■ SHORT EXERCISE ■
Would you set down every entry shown below, precisely as written?

-- start SOURCE DATA --

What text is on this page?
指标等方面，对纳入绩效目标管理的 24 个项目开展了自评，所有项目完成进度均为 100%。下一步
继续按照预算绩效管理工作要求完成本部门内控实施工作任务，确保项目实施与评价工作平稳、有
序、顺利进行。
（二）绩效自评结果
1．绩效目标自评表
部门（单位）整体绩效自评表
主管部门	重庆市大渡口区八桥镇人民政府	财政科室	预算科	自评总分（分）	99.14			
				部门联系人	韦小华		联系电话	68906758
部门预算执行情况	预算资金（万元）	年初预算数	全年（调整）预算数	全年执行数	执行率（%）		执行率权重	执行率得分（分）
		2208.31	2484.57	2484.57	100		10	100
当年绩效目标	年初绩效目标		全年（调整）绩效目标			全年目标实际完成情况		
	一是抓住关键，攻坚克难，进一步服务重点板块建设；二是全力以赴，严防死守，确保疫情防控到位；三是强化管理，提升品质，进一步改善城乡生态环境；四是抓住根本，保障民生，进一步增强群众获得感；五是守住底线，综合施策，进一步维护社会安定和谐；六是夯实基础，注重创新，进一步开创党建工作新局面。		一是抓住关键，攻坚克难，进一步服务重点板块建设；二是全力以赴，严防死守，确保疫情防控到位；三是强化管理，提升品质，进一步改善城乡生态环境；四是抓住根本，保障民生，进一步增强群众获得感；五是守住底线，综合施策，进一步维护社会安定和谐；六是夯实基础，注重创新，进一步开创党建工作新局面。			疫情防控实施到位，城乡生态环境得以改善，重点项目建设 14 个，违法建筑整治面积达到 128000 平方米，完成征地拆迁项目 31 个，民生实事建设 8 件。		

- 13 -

-- end SOURCE DATA --

■ WORKED SOLUTION ■
What text is on this page?
指标等方面，对纳入绩效目标管理的 24 个项目开展了自评，所有项目完成进度均为 100%。下一步
继续按照预算绩效管理工作要求完成本部门内控实施工作任务，确保项目实施与评价工作平稳、有
序、顺利进行。
（二）绩效自评结果
1．绩效目标自评表
部门（单位）整体绩效自评表
主管部门	重庆市大渡口区八桥镇人民政府	财政科室	预算科	自评总分（分）	99.14			
				部门联系人	韦小华		联系电话	68906758
部门预算执行情况	预算资金（万元）	年初预算数	全年（调整）预算数	全年执行数	执行率（%）		执行率权重	执行率得分（分）
		2208.31	2484.57	2484.57	100		10	100
当年绩效目标	年初绩效目标		全年（调整）绩效目标			全年目标实际完成情况		
	一是抓住关键，攻坚克难，进一步服务重点板块建设；二是全力以赴，严防死守，确保疫情防控到位；三是强化管理，提升品质，进一步改善城乡生态环境；四是抓住根本，保障民生，进一步增强群众获得感；五是守住底线，综合施策，进一步维护社会安定和谐；六是夯实基础，注重创新，进一步开创党建工作新局面。		一是抓住关键，攻坚克难，进一步服务重点板块建设；二是全力以赴，严防死守，确保疫情防控到位；三是强化管理，提升品质，进一步改善城乡生态环境；四是抓住根本，保障民生，进一步增强群众获得感；五是守住底线，综合施策，进一步维护社会安定和谐；六是夯实基础，注重创新，进一步开创党建工作新局面。			疫情防控实施到位，城乡生态环境得以改善，重点项目建设 14 个，违法建筑整治面积达到 128000 平方米，完成征地拆迁项目 31 个，民生实事建设 8 件。		

- 13 -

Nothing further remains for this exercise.